**Short problem A**:
Pick out every line of the rows below that contains the word "elements", and copy each such line in full. Case counts.

**Text block**:
— Start —

I've attached the new patch to this email so that some of you guys can check
it out. Is this sort of code useful to other people? Do you think it's
worth adding this to the mainstream Linux distribution?

Again, this is a patch for kernel v2.2.11 because Loki say that v2.2.12 has
problems which break Civilisation CTP. Our purpose in writing this patch
was to get CivCTP to run. It doesn't change many files though, so it will
probably work with other kernel versions.

- Luke & Daniel.

On Mon, 18 Oct 1999, Robert Harley wrote:

> BTW, here is a fast and short way of doing minuw():
>
> ------------------------------------------------------------------------------
> #define CMPBGE(a, b, c) \
> asm("cmpbge %1, %2, %0" : "=r" (c) : "r" (a), "r" (b))
> #define ZAP(a, b, c) \
> asm("zap %1, %2, %0" : "=r" (c) : "r" (a), "r" (b))
> #define ZAPNOT(a, b, c) \
> asm("zapnot %1, %2, %0" : "=r" (c) : "r" (a), "r" (b))

— End —

**Short problem B**:
Copy part of the patch email above word for word, beginning at the words "I've attached the" and stopping after "mainstream Linux distribution?".

**Data supplied**:
— Start —

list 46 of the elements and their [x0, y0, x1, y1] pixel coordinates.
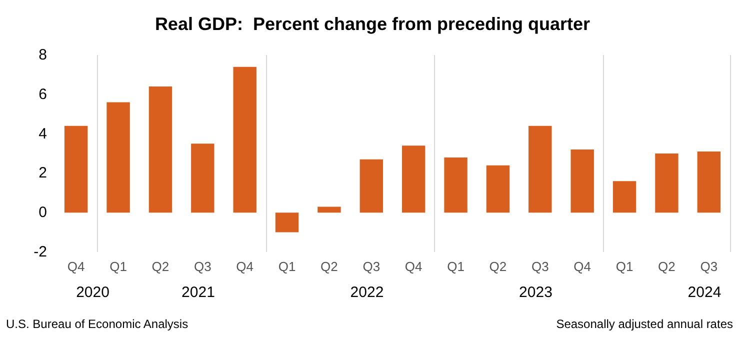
text: U.S. Bureau of Economic Analysis — [6, 317, 188, 331]
bar — [318, 206, 341, 213]
y-tick-label: -2 — [34, 244, 47, 260]
y-tick-label: 6 — [38, 86, 47, 103]
bar — [402, 146, 426, 213]
x-tick-label: Q4 — [236, 259, 254, 274]
bar — [233, 66, 256, 213]
text: 2020 — [76, 284, 110, 301]
x-tick-label: Q2 — [658, 259, 676, 274]
x-tick-label: Q2 — [320, 259, 338, 274]
text: 2023 — [519, 284, 552, 301]
x-tick-label: Q1 — [447, 259, 464, 274]
text: 2022 — [350, 284, 384, 301]
x-tick-label: Q3 — [362, 259, 380, 274]
bar — [106, 102, 130, 213]
bar — [275, 212, 299, 232]
bar — [360, 159, 384, 213]
x-tick-label: Q3 — [194, 259, 212, 274]
bar — [570, 150, 594, 213]
text: Seasonally adjusted annual rates — [556, 317, 733, 331]
x-tick-label: Q2 — [152, 259, 170, 274]
x-tick-label: Q1 — [616, 259, 634, 274]
x-tick-label: Q4 — [67, 259, 85, 274]
x-tick-label: Q4 — [574, 259, 592, 274]
x-tick-label: Q4 — [404, 259, 422, 274]
bar — [444, 157, 468, 213]
bar — [612, 181, 636, 213]
bar — [148, 86, 172, 213]
x-tick-label: Q3 — [700, 259, 718, 274]
text: 2024 — [688, 284, 722, 301]
bar — [528, 126, 552, 213]
x-tick-label: Q1 — [278, 259, 296, 274]
y-tick-label: 0 — [38, 204, 47, 222]
x-tick-label: Q1 — [110, 259, 127, 274]
y-tick-label: 2 — [38, 164, 47, 182]
bar — [697, 152, 721, 213]
x-tick-label: Q2 — [489, 259, 507, 274]
bar — [486, 165, 510, 213]
bar — [655, 154, 678, 213]
text: 2021 — [182, 284, 215, 301]
chart-title: Real GDP: Percent change from preceding quarter — [154, 14, 590, 34]
bar — [64, 126, 88, 213]
y-tick-label: 4 — [38, 125, 47, 142]
y-tick-label: 8 — [38, 46, 47, 64]
x-tick-label: Q3 — [531, 259, 549, 274]
bar — [191, 144, 214, 213]
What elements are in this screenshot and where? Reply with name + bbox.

— End —

**Correct result A**:
list 46 of the elements and their [x0, y0, x1, y1] pixel coordinates.
What elements are in this screenshot and where? Reply with name + bbox.

**Correct result B**:
I've attached the new patch to this email so that some of you guys can check
it out. Is this sort of code useful to other people? Do you think it's
worth adding this to the mainstream Linux distribution?